AIM OF THE TASK
Swap every "interactable" in the listing below for "clickable", and leave all other text unchanged.

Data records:
==============================
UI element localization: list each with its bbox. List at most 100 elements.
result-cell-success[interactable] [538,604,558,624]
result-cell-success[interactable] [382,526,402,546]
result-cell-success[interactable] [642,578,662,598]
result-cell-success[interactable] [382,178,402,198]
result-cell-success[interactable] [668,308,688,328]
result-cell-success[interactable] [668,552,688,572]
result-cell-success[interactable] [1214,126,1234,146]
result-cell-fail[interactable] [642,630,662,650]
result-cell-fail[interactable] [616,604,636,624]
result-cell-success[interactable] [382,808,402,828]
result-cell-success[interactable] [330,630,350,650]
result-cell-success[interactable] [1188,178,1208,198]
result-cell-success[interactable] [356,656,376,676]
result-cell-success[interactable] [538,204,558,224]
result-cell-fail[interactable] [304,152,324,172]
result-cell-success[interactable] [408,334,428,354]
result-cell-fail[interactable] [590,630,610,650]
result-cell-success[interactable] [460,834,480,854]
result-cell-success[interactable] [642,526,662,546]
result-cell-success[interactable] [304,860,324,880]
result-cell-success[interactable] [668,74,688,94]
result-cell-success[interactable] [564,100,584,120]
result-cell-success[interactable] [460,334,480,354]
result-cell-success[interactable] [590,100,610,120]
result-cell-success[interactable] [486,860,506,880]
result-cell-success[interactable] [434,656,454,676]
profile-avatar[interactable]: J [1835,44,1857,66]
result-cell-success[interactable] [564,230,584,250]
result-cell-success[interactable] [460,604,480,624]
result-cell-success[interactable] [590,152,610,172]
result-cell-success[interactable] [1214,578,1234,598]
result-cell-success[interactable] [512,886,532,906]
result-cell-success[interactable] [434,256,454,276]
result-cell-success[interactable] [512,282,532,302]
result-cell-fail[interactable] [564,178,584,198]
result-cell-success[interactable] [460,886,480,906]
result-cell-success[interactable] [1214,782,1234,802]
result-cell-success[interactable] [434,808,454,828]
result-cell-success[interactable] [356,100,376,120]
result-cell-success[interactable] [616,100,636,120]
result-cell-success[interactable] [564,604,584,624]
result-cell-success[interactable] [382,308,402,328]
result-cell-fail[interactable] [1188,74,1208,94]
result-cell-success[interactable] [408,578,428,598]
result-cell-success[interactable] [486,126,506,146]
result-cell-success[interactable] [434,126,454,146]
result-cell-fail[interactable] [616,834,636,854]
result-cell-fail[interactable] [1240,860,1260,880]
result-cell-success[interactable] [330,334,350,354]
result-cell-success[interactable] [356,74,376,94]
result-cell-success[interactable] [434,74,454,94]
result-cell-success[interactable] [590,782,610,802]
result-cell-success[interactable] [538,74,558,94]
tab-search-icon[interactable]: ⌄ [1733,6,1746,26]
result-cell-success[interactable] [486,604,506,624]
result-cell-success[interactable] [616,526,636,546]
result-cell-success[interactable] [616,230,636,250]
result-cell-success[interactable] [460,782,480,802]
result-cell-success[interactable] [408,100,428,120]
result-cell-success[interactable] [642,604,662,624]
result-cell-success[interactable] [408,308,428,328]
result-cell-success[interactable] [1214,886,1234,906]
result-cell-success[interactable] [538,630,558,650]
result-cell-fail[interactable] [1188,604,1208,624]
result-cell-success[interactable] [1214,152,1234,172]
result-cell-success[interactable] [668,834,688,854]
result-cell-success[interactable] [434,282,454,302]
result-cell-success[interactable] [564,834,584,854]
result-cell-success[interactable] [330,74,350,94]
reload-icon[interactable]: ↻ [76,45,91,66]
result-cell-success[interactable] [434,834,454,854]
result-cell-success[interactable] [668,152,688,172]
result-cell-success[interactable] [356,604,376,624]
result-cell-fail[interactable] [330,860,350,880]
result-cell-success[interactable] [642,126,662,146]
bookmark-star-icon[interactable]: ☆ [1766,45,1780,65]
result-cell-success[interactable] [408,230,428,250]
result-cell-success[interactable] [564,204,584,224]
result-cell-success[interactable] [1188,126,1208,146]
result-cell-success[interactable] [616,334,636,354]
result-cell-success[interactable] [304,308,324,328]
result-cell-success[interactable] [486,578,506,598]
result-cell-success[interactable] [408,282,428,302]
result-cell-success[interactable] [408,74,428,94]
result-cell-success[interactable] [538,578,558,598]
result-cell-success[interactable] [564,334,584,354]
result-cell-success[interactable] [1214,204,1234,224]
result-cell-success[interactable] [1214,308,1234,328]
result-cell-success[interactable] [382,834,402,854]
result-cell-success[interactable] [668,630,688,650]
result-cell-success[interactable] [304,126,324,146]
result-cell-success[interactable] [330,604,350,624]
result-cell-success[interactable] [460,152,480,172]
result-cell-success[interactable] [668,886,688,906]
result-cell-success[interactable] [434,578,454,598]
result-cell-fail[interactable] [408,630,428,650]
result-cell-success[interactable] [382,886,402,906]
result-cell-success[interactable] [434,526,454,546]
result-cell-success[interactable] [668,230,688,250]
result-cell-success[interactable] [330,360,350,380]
==============================
SOLUTION FOR THIS EXERCISE
UI element localization: list each with its bbox. List at most 100 elements.
result-cell-success[clickable] [538,604,558,624]
result-cell-success[clickable] [382,526,402,546]
result-cell-success[clickable] [642,578,662,598]
result-cell-success[clickable] [382,178,402,198]
result-cell-success[clickable] [668,308,688,328]
result-cell-success[clickable] [668,552,688,572]
result-cell-success[clickable] [1214,126,1234,146]
result-cell-fail[clickable] [642,630,662,650]
result-cell-fail[clickable] [616,604,636,624]
result-cell-success[clickable] [382,808,402,828]
result-cell-success[clickable] [330,630,350,650]
result-cell-success[clickable] [1188,178,1208,198]
result-cell-success[clickable] [356,656,376,676]
result-cell-success[clickable] [538,204,558,224]
result-cell-fail[clickable] [304,152,324,172]
result-cell-success[clickable] [408,334,428,354]
result-cell-fail[clickable] [590,630,610,650]
result-cell-success[clickable] [460,834,480,854]
result-cell-success[clickable] [642,526,662,546]
result-cell-success[clickable] [304,860,324,880]
result-cell-success[clickable] [668,74,688,94]
result-cell-success[clickable] [564,100,584,120]
result-cell-success[clickable] [460,334,480,354]
result-cell-success[clickable] [590,100,610,120]
result-cell-success[clickable] [486,860,506,880]
result-cell-success[clickable] [434,656,454,676]
profile-avatar[clickable]: J [1835,44,1857,66]
result-cell-success[clickable] [564,230,584,250]
result-cell-success[clickable] [460,604,480,624]
result-cell-success[clickable] [590,152,610,172]
result-cell-success[clickable] [1214,578,1234,598]
result-cell-success[clickable] [512,886,532,906]
result-cell-success[clickable] [434,256,454,276]
result-cell-success[clickable] [512,282,532,302]
result-cell-fail[clickable] [564,178,584,198]
result-cell-success[clickable] [460,886,480,906]
result-cell-success[clickable] [1214,782,1234,802]
result-cell-success[clickable] [434,808,454,828]
result-cell-success[clickable] [356,100,376,120]
result-cell-success[clickable] [616,100,636,120]
result-cell-success[clickable] [564,604,584,624]
result-cell-success[clickable] [382,308,402,328]
result-cell-fail[clickable] [1188,74,1208,94]
result-cell-success[clickable] [408,578,428,598]
result-cell-success[clickable] [486,126,506,146]
result-cell-success[clickable] [434,126,454,146]
result-cell-fail[clickable] [616,834,636,854]
result-cell-fail[clickable] [1240,860,1260,880]
result-cell-success[clickable] [330,334,350,354]
result-cell-success[clickable] [356,74,376,94]
result-cell-success[clickable] [434,74,454,94]
result-cell-success[clickable] [590,782,610,802]
result-cell-success[clickable] [538,74,558,94]
tab-search-icon[clickable]: ⌄ [1733,6,1746,26]
result-cell-success[clickable] [486,604,506,624]
result-cell-success[clickable] [616,526,636,546]
result-cell-success[clickable] [616,230,636,250]
result-cell-success[clickable] [460,782,480,802]
result-cell-success[clickable] [408,100,428,120]
result-cell-success[clickable] [642,604,662,624]
result-cell-success[clickable] [408,308,428,328]
result-cell-success[clickable] [1214,886,1234,906]
result-cell-success[clickable] [538,630,558,650]
result-cell-fail[clickable] [1188,604,1208,624]
result-cell-success[clickable] [1214,152,1234,172]
result-cell-success[clickable] [668,834,688,854]
result-cell-success[clickable] [434,282,454,302]
result-cell-success[clickable] [564,834,584,854]
result-cell-success[clickable] [330,74,350,94]
reload-icon[clickable]: ↻ [76,45,91,66]
result-cell-success[clickable] [434,834,454,854]
result-cell-success[clickable] [668,152,688,172]
result-cell-success[clickable] [356,604,376,624]
result-cell-fail[clickable] [330,860,350,880]
result-cell-success[clickable] [642,126,662,146]
bookmark-star-icon[clickable]: ☆ [1766,45,1780,65]
result-cell-success[clickable] [408,230,428,250]
result-cell-success[clickable] [564,204,584,224]
result-cell-success[clickable] [1188,126,1208,146]
result-cell-success[clickable] [616,334,636,354]
result-cell-success[clickable] [304,308,324,328]
result-cell-success[clickable] [486,578,506,598]
result-cell-success[clickable] [408,282,428,302]
result-cell-success[clickable] [408,74,428,94]
result-cell-success[clickable] [538,578,558,598]
result-cell-success[clickable] [564,334,584,354]
result-cell-success[clickable] [1214,204,1234,224]
result-cell-success[clickable] [1214,308,1234,328]
result-cell-success[clickable] [382,834,402,854]
result-cell-success[clickable] [668,630,688,650]
result-cell-success[clickable] [304,126,324,146]
result-cell-success[clickable] [330,604,350,624]
result-cell-success[clickable] [460,152,480,172]
result-cell-success[clickable] [668,886,688,906]
result-cell-success[clickable] [434,578,454,598]
result-cell-fail[clickable] [408,630,428,650]
result-cell-success[clickable] [382,886,402,906]
result-cell-success[clickable] [434,526,454,546]
result-cell-success[clickable] [668,230,688,250]
result-cell-success[clickable] [330,360,350,380]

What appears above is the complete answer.